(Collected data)
--

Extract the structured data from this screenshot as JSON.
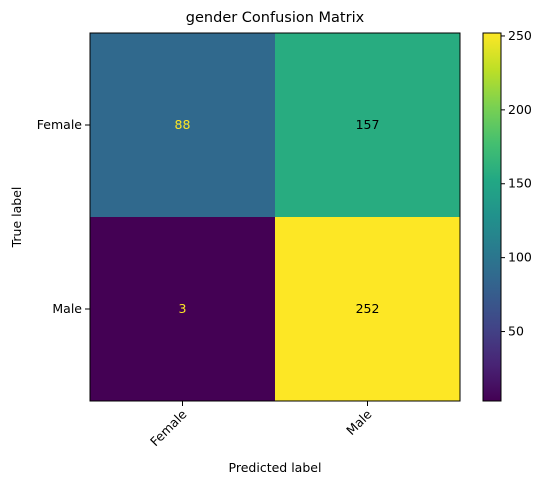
{
  "chart_data": {
    "type": "heatmap",
    "title": "gender Confusion Matrix",
    "xlabel": "Predicted label",
    "ylabel": "True label",
    "x_categories": [
      "Female",
      "Male"
    ],
    "y_categories": [
      "Female",
      "Male"
    ],
    "values": [
      [
        88,
        157
      ],
      [
        3,
        252
      ]
    ],
    "colormap": "viridis",
    "colorbar": {
      "vmin": 3,
      "vmax": 252,
      "ticks": [
        50,
        100,
        150,
        200,
        250
      ]
    },
    "grid": false,
    "light_text_color": "#fde725",
    "dark_text_color": "#000000"
  }
}
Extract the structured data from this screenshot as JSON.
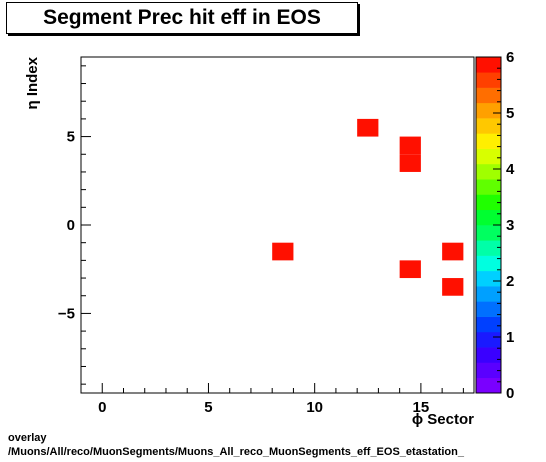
{
  "chart_data": {
    "type": "heatmap",
    "title": "Segment Prec hit eff in EOS",
    "xlabel": "ϕ Sector",
    "ylabel": "η Index",
    "xlim": [
      -1,
      17.5
    ],
    "ylim": [
      -9.5,
      9.5
    ],
    "x_ticks": [
      0,
      5,
      10,
      15
    ],
    "y_ticks": [
      -5,
      0,
      5
    ],
    "zlim": [
      0,
      6
    ],
    "z_ticks": [
      0,
      1,
      2,
      3,
      4,
      5,
      6
    ],
    "cells": [
      {
        "x": 12,
        "y": 5,
        "value": 6
      },
      {
        "x": 14,
        "y": 4,
        "value": 6
      },
      {
        "x": 14,
        "y": 3,
        "value": 6
      },
      {
        "x": 8,
        "y": -2,
        "value": 6
      },
      {
        "x": 16,
        "y": -2,
        "value": 6
      },
      {
        "x": 14,
        "y": -3,
        "value": 6
      },
      {
        "x": 16,
        "y": -4,
        "value": 6
      }
    ],
    "palette": [
      "#7a00ff",
      "#5a00ff",
      "#3a00ff",
      "#1a1aff",
      "#0040ff",
      "#0070ff",
      "#00a0ff",
      "#00d0ff",
      "#00ffe0",
      "#00ffa8",
      "#00ff60",
      "#00ff30",
      "#20ff00",
      "#60ff00",
      "#a0ff00",
      "#d8ff00",
      "#ffef00",
      "#ffc800",
      "#ffa000",
      "#ff6e00",
      "#ff4000",
      "#ff1000"
    ]
  },
  "footer": {
    "line1": "overlay",
    "line2": "/Muons/All/reco/MuonSegments/Muons_All_reco_MuonSegments_eff_EOS_etastation_"
  }
}
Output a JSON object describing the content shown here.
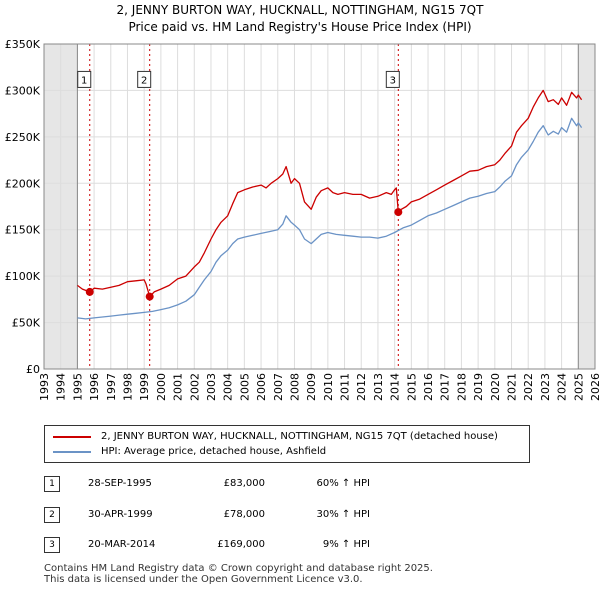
{
  "header": {
    "title": "2, JENNY BURTON WAY, HUCKNALL, NOTTINGHAM, NG15 7QT",
    "subtitle": "Price paid vs. HM Land Registry's House Price Index (HPI)"
  },
  "colors": {
    "property": "#cc0000",
    "hpi": "#6b93c6",
    "grid": "#dddddd",
    "shade": "#e6e6e6",
    "vline": "#cc0000"
  },
  "chart_data": {
    "type": "line",
    "title": "2, JENNY BURTON WAY, HUCKNALL, NOTTINGHAM, NG15 7QT",
    "xlabel": "",
    "ylabel": "",
    "xlim": [
      1993,
      2026
    ],
    "ylim": [
      0,
      350000
    ],
    "x_ticks": [
      1993,
      1994,
      1995,
      1996,
      1997,
      1998,
      1999,
      2000,
      2001,
      2002,
      2003,
      2004,
      2005,
      2006,
      2007,
      2008,
      2009,
      2010,
      2011,
      2012,
      2013,
      2014,
      2015,
      2016,
      2017,
      2018,
      2019,
      2020,
      2021,
      2022,
      2023,
      2024,
      2025,
      2026
    ],
    "x_tick_labels": [
      "1993",
      "1994",
      "1995",
      "1996",
      "1997",
      "1998",
      "1999",
      "2000",
      "2001",
      "2002",
      "2003",
      "2004",
      "2005",
      "2006",
      "2007",
      "2008",
      "2009",
      "2010",
      "2011",
      "2012",
      "2013",
      "2014",
      "2015",
      "2016",
      "2017",
      "2018",
      "2019",
      "2020",
      "2021",
      "2022",
      "2023",
      "2024",
      "2025",
      "2026"
    ],
    "y_ticks": [
      0,
      50000,
      100000,
      150000,
      200000,
      250000,
      300000,
      350000
    ],
    "y_tick_labels": [
      "£0",
      "£50K",
      "£100K",
      "£150K",
      "£200K",
      "£250K",
      "£300K",
      "£350K"
    ],
    "shaded_ranges": [
      [
        1993,
        1995.0
      ],
      [
        2025.0,
        2026
      ]
    ],
    "series": [
      {
        "name": "2, JENNY BURTON WAY, HUCKNALL, NOTTINGHAM, NG15 7QT (detached house)",
        "x": [
          1995.0,
          1995.3,
          1995.74,
          1996.0,
          1996.5,
          1997.0,
          1997.5,
          1998.0,
          1998.5,
          1999.0,
          1999.1,
          1999.33,
          1999.6,
          2000.0,
          2000.5,
          2001.0,
          2001.5,
          2002.0,
          2002.3,
          2002.6,
          2003.0,
          2003.3,
          2003.6,
          2004.0,
          2004.3,
          2004.6,
          2005.0,
          2005.5,
          2006.0,
          2006.3,
          2006.6,
          2007.0,
          2007.3,
          2007.5,
          2007.8,
          2008.0,
          2008.3,
          2008.6,
          2009.0,
          2009.3,
          2009.6,
          2010.0,
          2010.3,
          2010.6,
          2011.0,
          2011.5,
          2012.0,
          2012.5,
          2013.0,
          2013.5,
          2013.8,
          2014.0,
          2014.1,
          2014.22,
          2014.4,
          2014.7,
          2015.0,
          2015.5,
          2016.0,
          2016.5,
          2017.0,
          2017.5,
          2018.0,
          2018.5,
          2019.0,
          2019.5,
          2020.0,
          2020.3,
          2020.6,
          2021.0,
          2021.3,
          2021.6,
          2022.0,
          2022.3,
          2022.6,
          2022.9,
          2023.2,
          2023.5,
          2023.8,
          2024.0,
          2024.3,
          2024.6,
          2024.9,
          2025.0,
          2025.2
        ],
        "values": [
          90000,
          86000,
          83000,
          87000,
          86000,
          88000,
          90000,
          94000,
          95000,
          96000,
          92000,
          78000,
          83000,
          86000,
          90000,
          97000,
          100000,
          110000,
          115000,
          125000,
          140000,
          150000,
          158000,
          165000,
          178000,
          190000,
          193000,
          196000,
          198000,
          195000,
          200000,
          205000,
          210000,
          218000,
          200000,
          205000,
          200000,
          180000,
          172000,
          185000,
          192000,
          195000,
          190000,
          188000,
          190000,
          188000,
          188000,
          184000,
          186000,
          190000,
          188000,
          193000,
          195000,
          169000,
          172000,
          175000,
          180000,
          183000,
          188000,
          193000,
          198000,
          203000,
          208000,
          213000,
          214000,
          218000,
          220000,
          225000,
          232000,
          240000,
          255000,
          262000,
          270000,
          282000,
          292000,
          300000,
          288000,
          290000,
          285000,
          292000,
          284000,
          298000,
          292000,
          295000,
          290000
        ]
      },
      {
        "name": "HPI: Average price, detached house, Ashfield",
        "x": [
          1995.0,
          1995.5,
          1996.0,
          1996.5,
          1997.0,
          1997.5,
          1998.0,
          1998.5,
          1999.0,
          1999.5,
          2000.0,
          2000.5,
          2001.0,
          2001.5,
          2002.0,
          2002.3,
          2002.6,
          2003.0,
          2003.3,
          2003.6,
          2004.0,
          2004.3,
          2004.6,
          2005.0,
          2005.5,
          2006.0,
          2006.5,
          2007.0,
          2007.3,
          2007.5,
          2007.8,
          2008.0,
          2008.3,
          2008.6,
          2009.0,
          2009.3,
          2009.6,
          2010.0,
          2010.5,
          2011.0,
          2011.5,
          2012.0,
          2012.5,
          2013.0,
          2013.5,
          2014.0,
          2014.5,
          2015.0,
          2015.5,
          2016.0,
          2016.5,
          2017.0,
          2017.5,
          2018.0,
          2018.5,
          2019.0,
          2019.5,
          2020.0,
          2020.3,
          2020.6,
          2021.0,
          2021.3,
          2021.6,
          2022.0,
          2022.3,
          2022.6,
          2022.9,
          2023.2,
          2023.5,
          2023.8,
          2024.0,
          2024.3,
          2024.6,
          2024.9,
          2025.0,
          2025.2
        ],
        "values": [
          55000,
          54000,
          55000,
          56000,
          57000,
          58000,
          59000,
          60000,
          61000,
          62000,
          64000,
          66000,
          69000,
          73000,
          80000,
          88000,
          96000,
          105000,
          115000,
          122000,
          128000,
          135000,
          140000,
          142000,
          144000,
          146000,
          148000,
          150000,
          156000,
          165000,
          158000,
          155000,
          150000,
          140000,
          135000,
          140000,
          145000,
          147000,
          145000,
          144000,
          143000,
          142000,
          142000,
          141000,
          143000,
          147000,
          152000,
          155000,
          160000,
          165000,
          168000,
          172000,
          176000,
          180000,
          184000,
          186000,
          189000,
          191000,
          196000,
          202000,
          208000,
          220000,
          228000,
          236000,
          245000,
          255000,
          262000,
          252000,
          256000,
          253000,
          260000,
          255000,
          270000,
          262000,
          265000,
          260000
        ]
      }
    ],
    "markers": [
      {
        "label": "1",
        "x": 1995.74,
        "value": 83000
      },
      {
        "label": "2",
        "x": 1999.33,
        "value": 78000
      },
      {
        "label": "3",
        "x": 2014.22,
        "value": 169000
      }
    ]
  },
  "legend": {
    "property_label": "2, JENNY BURTON WAY, HUCKNALL, NOTTINGHAM, NG15 7QT (detached house)",
    "hpi_label": "HPI: Average price, detached house, Ashfield"
  },
  "transactions": [
    {
      "num": "1",
      "date": "28-SEP-1995",
      "price": "£83,000",
      "hpi": "60% ↑ HPI"
    },
    {
      "num": "2",
      "date": "30-APR-1999",
      "price": "£78,000",
      "hpi": "30% ↑ HPI"
    },
    {
      "num": "3",
      "date": "20-MAR-2014",
      "price": "£169,000",
      "hpi": "9% ↑ HPI"
    }
  ],
  "footer": {
    "line1": "Contains HM Land Registry data © Crown copyright and database right 2025.",
    "line2": "This data is licensed under the Open Government Licence v3.0."
  }
}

--

### Set exercise
Using the material above, gather every line that includes "Ashfield".

### Written solution
        "name": "HPI: Average price, detached house, Ashfield",
    "hpi_label": "HPI: Average price, detached house, Ashfield"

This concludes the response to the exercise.